--- START Input data ---

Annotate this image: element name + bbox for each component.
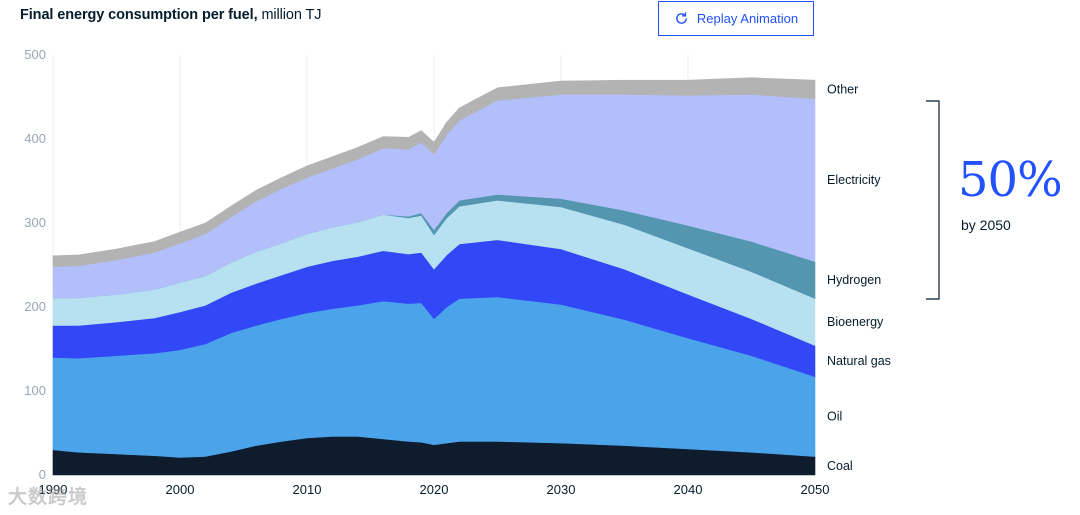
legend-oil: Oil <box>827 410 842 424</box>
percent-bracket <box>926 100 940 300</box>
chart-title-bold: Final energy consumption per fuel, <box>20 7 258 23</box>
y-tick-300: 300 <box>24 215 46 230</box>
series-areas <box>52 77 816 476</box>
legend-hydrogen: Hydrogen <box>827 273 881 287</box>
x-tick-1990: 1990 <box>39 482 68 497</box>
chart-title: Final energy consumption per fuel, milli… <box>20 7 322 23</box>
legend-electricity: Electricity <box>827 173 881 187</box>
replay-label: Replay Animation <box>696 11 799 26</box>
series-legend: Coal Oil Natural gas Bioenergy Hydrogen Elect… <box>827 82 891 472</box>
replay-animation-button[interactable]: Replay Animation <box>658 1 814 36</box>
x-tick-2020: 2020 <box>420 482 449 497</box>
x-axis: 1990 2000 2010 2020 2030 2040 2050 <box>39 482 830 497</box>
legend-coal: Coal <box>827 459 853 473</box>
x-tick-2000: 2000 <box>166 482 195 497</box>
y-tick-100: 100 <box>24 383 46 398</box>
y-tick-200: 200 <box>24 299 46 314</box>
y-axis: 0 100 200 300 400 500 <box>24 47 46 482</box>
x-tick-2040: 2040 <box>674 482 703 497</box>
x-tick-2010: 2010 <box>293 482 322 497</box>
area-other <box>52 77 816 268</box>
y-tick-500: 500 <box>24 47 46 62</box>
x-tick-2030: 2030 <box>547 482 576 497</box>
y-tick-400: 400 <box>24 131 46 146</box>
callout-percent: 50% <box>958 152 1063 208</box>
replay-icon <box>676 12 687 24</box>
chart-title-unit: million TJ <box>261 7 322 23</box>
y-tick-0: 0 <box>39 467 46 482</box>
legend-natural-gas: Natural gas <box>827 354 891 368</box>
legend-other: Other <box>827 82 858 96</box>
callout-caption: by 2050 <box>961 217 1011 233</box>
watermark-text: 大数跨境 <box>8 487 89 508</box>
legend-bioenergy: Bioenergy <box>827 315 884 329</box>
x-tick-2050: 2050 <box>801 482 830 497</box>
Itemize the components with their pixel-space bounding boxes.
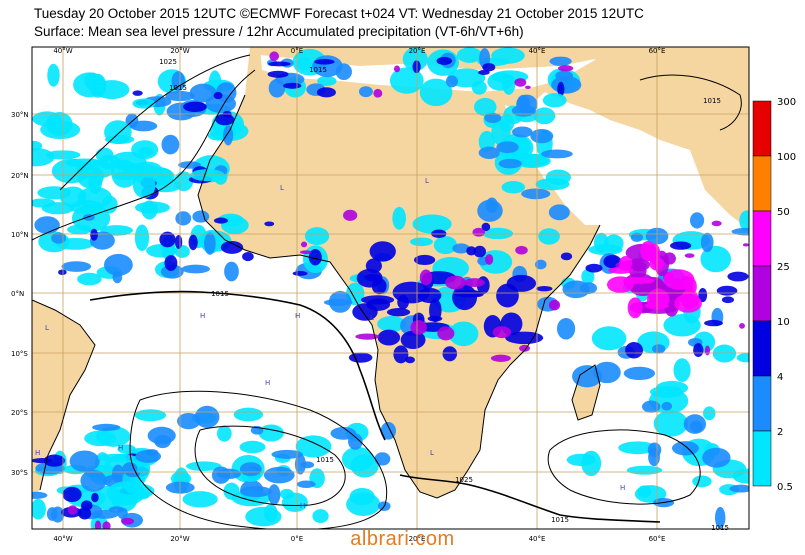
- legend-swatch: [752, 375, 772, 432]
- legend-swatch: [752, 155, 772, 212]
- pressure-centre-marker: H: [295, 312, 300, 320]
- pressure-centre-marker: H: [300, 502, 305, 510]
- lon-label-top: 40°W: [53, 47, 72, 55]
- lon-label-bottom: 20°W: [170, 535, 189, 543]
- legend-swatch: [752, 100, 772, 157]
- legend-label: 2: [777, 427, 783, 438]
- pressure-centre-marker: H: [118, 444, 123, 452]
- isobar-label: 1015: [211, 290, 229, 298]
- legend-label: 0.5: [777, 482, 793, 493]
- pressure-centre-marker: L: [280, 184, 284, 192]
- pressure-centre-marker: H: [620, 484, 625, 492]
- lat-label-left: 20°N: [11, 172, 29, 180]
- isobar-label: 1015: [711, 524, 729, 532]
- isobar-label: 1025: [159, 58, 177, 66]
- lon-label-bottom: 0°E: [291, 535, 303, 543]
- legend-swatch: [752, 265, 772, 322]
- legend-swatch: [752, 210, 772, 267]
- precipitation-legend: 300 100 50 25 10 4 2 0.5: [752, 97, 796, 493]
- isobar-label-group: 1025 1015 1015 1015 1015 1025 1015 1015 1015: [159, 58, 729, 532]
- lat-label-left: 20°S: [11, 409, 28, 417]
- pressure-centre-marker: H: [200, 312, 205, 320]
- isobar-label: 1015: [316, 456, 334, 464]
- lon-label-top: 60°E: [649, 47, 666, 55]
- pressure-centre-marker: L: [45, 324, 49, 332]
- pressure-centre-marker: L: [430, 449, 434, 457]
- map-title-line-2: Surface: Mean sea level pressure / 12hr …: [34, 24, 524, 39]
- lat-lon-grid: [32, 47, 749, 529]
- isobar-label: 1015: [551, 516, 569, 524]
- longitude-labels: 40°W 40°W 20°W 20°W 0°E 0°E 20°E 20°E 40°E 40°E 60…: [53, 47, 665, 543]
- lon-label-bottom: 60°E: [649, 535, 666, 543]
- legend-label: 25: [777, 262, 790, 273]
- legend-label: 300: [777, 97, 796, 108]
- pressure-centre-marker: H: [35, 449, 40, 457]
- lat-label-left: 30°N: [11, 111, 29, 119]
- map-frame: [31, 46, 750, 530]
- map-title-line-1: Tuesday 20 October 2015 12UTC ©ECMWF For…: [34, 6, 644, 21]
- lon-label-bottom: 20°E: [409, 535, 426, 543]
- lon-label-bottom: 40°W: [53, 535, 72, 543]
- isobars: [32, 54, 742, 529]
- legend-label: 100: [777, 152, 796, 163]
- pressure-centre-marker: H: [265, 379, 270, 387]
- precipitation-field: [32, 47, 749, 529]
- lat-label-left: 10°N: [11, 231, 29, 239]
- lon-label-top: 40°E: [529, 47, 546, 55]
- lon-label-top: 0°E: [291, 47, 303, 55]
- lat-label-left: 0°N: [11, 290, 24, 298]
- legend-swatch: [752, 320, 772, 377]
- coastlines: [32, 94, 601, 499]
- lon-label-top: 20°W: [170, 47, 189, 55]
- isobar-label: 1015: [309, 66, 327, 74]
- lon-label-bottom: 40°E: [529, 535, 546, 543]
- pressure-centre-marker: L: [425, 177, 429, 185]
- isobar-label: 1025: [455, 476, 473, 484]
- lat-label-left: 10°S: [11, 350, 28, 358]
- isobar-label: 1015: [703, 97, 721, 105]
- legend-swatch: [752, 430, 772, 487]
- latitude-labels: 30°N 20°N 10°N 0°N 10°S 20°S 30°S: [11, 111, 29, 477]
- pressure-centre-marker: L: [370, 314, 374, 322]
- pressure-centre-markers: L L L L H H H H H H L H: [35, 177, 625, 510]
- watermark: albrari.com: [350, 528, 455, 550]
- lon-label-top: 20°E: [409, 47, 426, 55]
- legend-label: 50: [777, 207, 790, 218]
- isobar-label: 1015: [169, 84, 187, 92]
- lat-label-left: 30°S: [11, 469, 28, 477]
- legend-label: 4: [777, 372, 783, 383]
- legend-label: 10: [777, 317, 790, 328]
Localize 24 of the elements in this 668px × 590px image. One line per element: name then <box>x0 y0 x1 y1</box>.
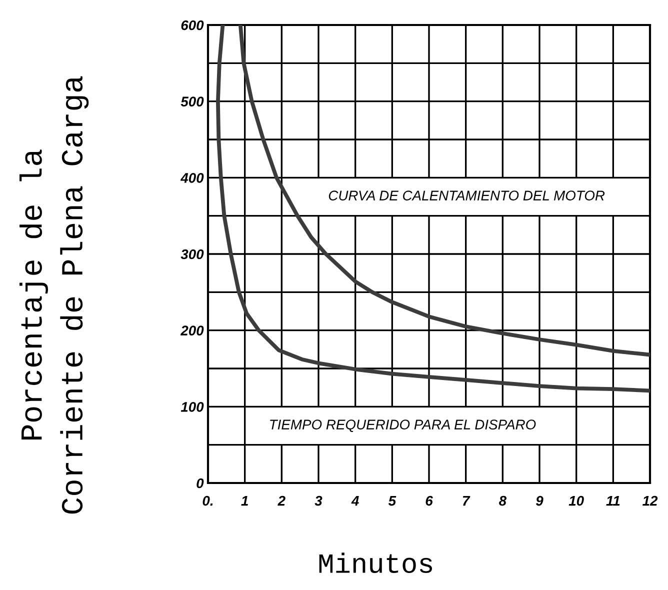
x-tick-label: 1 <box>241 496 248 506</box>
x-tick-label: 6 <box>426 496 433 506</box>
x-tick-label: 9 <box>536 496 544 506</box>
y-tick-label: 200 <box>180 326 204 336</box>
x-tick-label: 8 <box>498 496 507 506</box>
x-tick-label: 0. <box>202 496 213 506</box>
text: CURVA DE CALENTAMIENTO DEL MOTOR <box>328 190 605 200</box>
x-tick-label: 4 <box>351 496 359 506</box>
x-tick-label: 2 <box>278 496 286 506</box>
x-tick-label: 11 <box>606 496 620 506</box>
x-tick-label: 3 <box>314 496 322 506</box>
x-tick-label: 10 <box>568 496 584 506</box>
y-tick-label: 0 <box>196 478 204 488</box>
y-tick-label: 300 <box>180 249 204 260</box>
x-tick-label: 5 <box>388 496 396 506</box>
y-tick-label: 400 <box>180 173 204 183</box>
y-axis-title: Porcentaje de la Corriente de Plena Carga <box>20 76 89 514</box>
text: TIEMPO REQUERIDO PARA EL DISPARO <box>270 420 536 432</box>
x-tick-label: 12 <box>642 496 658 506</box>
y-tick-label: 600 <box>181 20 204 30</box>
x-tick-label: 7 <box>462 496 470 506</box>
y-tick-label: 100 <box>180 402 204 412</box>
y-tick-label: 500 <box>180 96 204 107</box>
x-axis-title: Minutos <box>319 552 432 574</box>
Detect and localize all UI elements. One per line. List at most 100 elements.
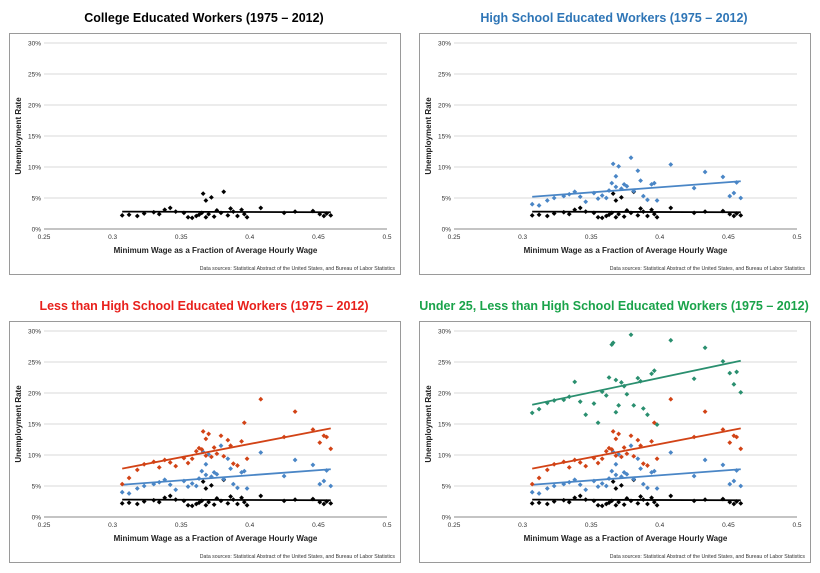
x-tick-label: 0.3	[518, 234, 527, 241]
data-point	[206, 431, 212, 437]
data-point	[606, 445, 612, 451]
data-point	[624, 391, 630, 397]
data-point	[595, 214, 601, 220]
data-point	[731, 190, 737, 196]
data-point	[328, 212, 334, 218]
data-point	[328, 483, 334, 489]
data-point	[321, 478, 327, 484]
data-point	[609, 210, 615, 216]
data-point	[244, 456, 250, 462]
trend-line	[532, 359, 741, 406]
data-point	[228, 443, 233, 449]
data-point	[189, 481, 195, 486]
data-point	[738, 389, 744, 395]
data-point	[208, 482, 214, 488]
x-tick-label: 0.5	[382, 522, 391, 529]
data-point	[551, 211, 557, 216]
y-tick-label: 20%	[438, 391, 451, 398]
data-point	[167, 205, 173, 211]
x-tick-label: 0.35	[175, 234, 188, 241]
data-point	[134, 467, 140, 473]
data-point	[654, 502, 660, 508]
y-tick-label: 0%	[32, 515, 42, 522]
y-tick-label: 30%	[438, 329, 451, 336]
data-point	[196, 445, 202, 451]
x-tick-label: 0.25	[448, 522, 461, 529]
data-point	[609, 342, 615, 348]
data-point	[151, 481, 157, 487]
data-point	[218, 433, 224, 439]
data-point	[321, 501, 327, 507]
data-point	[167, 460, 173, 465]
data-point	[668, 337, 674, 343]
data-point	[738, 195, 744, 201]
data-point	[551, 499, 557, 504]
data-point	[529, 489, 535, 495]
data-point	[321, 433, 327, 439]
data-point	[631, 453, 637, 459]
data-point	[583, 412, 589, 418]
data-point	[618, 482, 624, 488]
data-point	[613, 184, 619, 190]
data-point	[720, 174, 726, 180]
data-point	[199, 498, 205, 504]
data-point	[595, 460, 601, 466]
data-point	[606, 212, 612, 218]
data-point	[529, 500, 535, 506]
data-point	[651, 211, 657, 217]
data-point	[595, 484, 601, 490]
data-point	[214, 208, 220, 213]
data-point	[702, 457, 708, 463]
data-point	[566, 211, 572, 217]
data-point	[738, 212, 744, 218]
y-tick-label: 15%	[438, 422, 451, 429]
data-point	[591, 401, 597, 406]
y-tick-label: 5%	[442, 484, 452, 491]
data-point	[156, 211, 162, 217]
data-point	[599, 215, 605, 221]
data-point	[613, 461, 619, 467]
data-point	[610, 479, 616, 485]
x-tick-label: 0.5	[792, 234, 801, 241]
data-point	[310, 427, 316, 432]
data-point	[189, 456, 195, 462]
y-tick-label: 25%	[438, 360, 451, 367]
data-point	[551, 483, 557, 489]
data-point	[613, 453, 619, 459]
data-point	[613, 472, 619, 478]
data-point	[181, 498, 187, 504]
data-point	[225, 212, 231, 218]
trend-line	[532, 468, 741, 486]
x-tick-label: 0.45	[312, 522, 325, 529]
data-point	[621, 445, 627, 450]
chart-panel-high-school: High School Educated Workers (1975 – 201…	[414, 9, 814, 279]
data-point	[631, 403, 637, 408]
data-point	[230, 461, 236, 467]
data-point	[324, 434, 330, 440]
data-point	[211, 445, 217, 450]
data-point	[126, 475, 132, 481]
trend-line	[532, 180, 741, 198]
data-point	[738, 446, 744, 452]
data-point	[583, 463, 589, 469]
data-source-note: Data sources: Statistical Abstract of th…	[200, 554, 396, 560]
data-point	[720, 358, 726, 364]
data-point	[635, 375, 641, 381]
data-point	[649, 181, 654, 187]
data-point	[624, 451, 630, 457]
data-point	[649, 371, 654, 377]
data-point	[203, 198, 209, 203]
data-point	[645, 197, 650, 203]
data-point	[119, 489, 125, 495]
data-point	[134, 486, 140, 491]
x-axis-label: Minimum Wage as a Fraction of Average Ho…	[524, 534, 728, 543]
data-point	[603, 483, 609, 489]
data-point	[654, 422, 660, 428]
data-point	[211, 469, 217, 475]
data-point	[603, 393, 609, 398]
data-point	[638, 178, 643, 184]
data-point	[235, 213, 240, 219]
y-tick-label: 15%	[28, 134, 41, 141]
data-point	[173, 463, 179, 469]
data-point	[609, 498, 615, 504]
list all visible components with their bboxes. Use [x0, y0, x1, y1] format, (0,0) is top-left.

--- END Input data ---

Given request:
Reproduce the lines of the entries from the line containing "legend-oil: Oil <box>827 410 842 424</box>" up to and including the line containing "replay-animation-button[interactable]: Replay Animation".

In response:
legend-oil: Oil <box>827 410 842 424</box>
percent-bracket <box>926 100 940 300</box>
chart-title-bold: Final energy consumption per fuel, <box>20 7 258 23</box>
y-tick-300: 300 <box>24 215 46 230</box>
series-areas <box>52 77 816 476</box>
legend-hydrogen: Hydrogen <box>827 273 881 287</box>
x-tick-1990: 1990 <box>39 482 68 497</box>
chart-title: Final energy consumption per fuel, milli… <box>20 7 322 23</box>
legend-electricity: Electricity <box>827 173 881 187</box>
replay-label: Replay Animation <box>696 11 799 26</box>
series-legend: Coal Oil Natural gas Bioenergy Hydrogen Elect… <box>827 82 891 472</box>
replay-animation-button[interactable]: Replay Animation <box>658 1 814 36</box>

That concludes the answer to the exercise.